> [REQUIRED TASK] Return the count of lines with the string "about" in them, and nothing else.

Data entries:
# # #

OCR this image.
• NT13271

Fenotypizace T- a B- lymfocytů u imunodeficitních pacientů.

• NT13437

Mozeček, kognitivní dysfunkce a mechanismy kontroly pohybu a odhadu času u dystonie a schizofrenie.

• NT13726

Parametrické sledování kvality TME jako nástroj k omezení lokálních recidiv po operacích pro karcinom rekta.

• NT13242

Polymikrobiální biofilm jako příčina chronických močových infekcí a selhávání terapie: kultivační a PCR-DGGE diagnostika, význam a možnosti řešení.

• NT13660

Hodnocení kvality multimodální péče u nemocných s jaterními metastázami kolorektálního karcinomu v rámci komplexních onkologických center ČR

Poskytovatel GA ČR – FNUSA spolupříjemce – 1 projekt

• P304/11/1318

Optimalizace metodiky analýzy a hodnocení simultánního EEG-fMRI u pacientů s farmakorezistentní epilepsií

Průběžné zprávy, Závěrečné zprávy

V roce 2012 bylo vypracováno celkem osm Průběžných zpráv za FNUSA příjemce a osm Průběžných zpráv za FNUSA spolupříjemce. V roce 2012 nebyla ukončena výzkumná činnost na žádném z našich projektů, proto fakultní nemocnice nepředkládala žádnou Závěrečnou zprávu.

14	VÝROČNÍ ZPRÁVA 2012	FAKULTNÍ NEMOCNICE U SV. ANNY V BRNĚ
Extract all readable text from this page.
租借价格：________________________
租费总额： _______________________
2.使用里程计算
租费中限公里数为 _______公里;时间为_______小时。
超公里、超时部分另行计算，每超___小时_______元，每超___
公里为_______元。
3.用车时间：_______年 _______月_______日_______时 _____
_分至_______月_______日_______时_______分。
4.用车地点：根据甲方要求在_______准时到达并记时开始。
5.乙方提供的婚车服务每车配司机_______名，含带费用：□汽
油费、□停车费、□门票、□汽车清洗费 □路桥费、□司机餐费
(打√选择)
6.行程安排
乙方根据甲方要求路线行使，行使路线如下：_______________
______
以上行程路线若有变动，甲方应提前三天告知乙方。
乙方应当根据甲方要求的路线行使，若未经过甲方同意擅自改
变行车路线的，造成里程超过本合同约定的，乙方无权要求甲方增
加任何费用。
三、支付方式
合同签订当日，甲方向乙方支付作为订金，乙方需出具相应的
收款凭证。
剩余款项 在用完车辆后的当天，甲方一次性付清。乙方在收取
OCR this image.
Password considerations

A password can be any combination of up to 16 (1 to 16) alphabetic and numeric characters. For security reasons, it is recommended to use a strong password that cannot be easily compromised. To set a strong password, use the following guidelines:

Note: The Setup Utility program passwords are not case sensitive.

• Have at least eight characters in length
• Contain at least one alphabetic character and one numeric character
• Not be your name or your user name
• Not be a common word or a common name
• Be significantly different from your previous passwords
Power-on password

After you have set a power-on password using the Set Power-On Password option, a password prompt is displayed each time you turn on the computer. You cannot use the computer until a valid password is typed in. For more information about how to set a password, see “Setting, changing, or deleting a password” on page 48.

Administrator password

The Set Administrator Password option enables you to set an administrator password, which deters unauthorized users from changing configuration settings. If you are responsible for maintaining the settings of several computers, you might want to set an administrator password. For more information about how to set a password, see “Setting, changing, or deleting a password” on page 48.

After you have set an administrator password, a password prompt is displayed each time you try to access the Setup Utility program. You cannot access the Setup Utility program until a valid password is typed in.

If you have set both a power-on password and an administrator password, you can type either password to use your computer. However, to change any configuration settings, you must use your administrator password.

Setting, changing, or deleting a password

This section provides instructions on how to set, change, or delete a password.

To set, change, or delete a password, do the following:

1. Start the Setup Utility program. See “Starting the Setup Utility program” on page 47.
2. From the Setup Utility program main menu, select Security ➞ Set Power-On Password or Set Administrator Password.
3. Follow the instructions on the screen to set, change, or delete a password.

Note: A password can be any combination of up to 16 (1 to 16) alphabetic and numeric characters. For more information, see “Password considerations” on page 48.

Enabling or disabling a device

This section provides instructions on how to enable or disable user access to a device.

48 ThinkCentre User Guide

# # #

> [RESULT] 2